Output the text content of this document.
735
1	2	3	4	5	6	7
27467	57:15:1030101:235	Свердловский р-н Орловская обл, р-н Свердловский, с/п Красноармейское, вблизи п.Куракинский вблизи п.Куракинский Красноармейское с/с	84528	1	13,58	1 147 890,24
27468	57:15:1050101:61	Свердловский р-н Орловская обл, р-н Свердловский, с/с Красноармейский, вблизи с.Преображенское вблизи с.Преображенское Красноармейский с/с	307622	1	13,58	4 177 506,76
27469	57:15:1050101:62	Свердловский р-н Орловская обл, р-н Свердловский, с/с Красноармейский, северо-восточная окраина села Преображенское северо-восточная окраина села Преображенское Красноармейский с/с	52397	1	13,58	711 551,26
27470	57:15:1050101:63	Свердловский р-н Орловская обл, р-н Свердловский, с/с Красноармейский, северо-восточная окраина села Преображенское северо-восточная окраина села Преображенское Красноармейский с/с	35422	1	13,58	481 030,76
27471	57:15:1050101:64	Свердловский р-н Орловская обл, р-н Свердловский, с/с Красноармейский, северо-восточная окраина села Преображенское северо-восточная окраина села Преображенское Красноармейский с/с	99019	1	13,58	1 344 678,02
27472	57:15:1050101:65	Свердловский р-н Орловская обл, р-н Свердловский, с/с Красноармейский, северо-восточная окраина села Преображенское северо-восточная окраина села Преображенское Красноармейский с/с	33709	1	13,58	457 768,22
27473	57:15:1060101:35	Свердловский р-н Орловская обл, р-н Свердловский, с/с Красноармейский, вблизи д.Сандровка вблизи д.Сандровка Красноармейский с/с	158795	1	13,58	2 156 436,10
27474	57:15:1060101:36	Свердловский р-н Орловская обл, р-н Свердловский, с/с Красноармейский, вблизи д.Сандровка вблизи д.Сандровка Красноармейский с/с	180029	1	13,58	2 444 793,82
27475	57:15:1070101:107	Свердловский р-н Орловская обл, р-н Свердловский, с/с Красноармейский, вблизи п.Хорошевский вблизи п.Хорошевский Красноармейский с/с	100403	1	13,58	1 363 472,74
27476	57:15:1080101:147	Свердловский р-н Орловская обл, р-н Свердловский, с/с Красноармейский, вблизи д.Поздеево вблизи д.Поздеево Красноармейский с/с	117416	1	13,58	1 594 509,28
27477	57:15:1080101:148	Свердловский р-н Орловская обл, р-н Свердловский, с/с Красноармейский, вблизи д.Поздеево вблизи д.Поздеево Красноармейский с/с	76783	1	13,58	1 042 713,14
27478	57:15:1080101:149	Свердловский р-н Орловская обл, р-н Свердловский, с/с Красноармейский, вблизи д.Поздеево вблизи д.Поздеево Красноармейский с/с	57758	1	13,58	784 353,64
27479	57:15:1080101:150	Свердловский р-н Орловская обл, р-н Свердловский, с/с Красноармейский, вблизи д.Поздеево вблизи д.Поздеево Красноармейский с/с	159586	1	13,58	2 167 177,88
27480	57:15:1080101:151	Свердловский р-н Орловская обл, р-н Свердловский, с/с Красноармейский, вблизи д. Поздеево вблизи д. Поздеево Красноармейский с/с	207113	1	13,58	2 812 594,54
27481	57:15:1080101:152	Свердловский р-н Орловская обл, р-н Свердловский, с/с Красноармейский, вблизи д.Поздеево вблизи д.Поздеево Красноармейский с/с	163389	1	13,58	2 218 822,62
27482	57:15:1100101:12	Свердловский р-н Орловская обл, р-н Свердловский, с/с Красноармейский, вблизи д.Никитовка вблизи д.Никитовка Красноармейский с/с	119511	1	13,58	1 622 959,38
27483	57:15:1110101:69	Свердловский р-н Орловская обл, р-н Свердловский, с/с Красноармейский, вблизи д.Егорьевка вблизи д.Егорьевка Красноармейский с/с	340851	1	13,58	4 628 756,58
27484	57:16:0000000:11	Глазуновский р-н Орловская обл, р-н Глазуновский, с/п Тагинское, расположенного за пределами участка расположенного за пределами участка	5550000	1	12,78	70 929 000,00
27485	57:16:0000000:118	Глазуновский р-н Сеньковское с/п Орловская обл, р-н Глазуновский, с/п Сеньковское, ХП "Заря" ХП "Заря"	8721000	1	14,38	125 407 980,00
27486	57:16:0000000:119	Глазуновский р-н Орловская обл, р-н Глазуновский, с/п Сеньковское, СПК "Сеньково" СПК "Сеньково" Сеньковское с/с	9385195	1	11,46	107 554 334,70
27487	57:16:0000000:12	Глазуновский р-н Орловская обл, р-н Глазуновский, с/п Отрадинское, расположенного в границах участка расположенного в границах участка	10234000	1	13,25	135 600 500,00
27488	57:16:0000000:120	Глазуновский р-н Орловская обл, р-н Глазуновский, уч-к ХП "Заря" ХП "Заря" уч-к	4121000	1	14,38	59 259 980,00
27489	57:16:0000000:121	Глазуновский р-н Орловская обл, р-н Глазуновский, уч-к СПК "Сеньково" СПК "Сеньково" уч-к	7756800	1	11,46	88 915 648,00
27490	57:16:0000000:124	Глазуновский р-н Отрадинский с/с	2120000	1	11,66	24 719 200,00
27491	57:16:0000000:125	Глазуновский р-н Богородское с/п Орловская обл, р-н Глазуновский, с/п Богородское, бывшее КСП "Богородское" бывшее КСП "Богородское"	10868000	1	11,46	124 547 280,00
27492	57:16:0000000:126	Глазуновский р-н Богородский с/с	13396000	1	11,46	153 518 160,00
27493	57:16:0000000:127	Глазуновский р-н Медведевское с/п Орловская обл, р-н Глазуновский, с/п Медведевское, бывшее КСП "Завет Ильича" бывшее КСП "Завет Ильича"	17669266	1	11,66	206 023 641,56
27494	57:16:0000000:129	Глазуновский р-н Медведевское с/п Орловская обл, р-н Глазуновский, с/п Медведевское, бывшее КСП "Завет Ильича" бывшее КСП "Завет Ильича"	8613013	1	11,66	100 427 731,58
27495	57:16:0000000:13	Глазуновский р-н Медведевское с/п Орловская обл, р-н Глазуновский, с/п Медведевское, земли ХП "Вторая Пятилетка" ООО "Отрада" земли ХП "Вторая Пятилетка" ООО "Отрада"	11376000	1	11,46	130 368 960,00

——————

REQUIREMENT
Count every line in the data where the string "расположенного" occurs. Give nothing except the number.

RESULT OF THE EXERCISE
2